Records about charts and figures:
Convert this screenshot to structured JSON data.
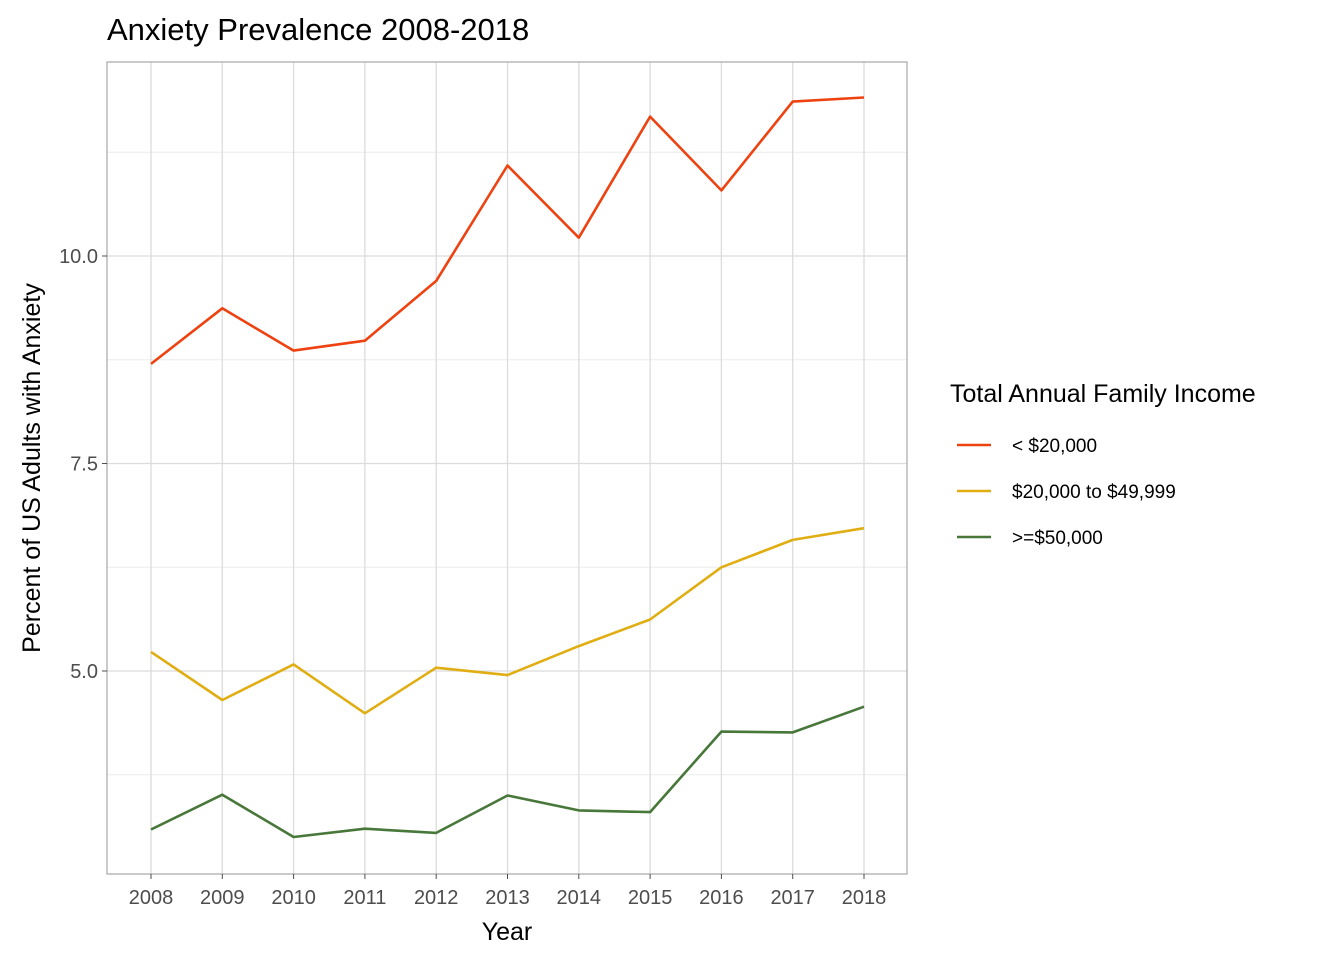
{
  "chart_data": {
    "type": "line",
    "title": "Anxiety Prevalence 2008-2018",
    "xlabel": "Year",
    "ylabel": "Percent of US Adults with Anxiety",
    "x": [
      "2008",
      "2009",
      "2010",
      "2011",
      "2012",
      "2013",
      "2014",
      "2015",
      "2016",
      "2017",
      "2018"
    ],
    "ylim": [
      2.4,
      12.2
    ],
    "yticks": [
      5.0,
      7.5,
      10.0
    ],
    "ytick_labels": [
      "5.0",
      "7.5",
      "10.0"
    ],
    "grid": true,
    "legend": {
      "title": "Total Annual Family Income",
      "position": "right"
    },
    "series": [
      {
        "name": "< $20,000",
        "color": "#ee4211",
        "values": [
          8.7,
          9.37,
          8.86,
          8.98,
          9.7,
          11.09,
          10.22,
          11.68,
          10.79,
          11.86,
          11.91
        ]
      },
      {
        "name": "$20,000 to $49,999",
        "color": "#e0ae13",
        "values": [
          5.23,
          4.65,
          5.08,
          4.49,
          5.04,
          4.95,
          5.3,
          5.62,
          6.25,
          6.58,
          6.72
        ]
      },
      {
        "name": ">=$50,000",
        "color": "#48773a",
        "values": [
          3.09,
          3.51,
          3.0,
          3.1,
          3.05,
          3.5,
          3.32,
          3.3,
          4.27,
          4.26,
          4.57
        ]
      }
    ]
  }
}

## [Exercise]
Output every entry word for word, but omit the pictures.

## [The result]
Convert this screenshot to structured JSON data.
{
  "chart_data": {
    "type": "line",
    "title": "Anxiety Prevalence 2008-2018",
    "xlabel": "Year",
    "ylabel": "Percent of US Adults with Anxiety",
    "x": [
      "2008",
      "2009",
      "2010",
      "2011",
      "2012",
      "2013",
      "2014",
      "2015",
      "2016",
      "2017",
      "2018"
    ],
    "ylim": [
      2.4,
      12.2
    ],
    "yticks": [
      5.0,
      7.5,
      10.0
    ],
    "ytick_labels": [
      "5.0",
      "7.5",
      "10.0"
    ],
    "grid": true,
    "legend": {
      "title": "Total Annual Family Income",
      "position": "right"
    },
    "series": [
      {
        "name": "< $20,000",
        "color": "#ee4211",
        "values": [
          8.7,
          9.37,
          8.86,
          8.98,
          9.7,
          11.09,
          10.22,
          11.68,
          10.79,
          11.86,
          11.91
        ]
      },
      {
        "name": "$20,000 to $49,999",
        "color": "#e0ae13",
        "values": [
          5.23,
          4.65,
          5.08,
          4.49,
          5.04,
          4.95,
          5.3,
          5.62,
          6.25,
          6.58,
          6.72
        ]
      },
      {
        "name": ">=$50,000",
        "color": "#48773a",
        "values": [
          3.09,
          3.51,
          3.0,
          3.1,
          3.05,
          3.5,
          3.32,
          3.3,
          4.27,
          4.26,
          4.57
        ]
      }
    ]
  }
}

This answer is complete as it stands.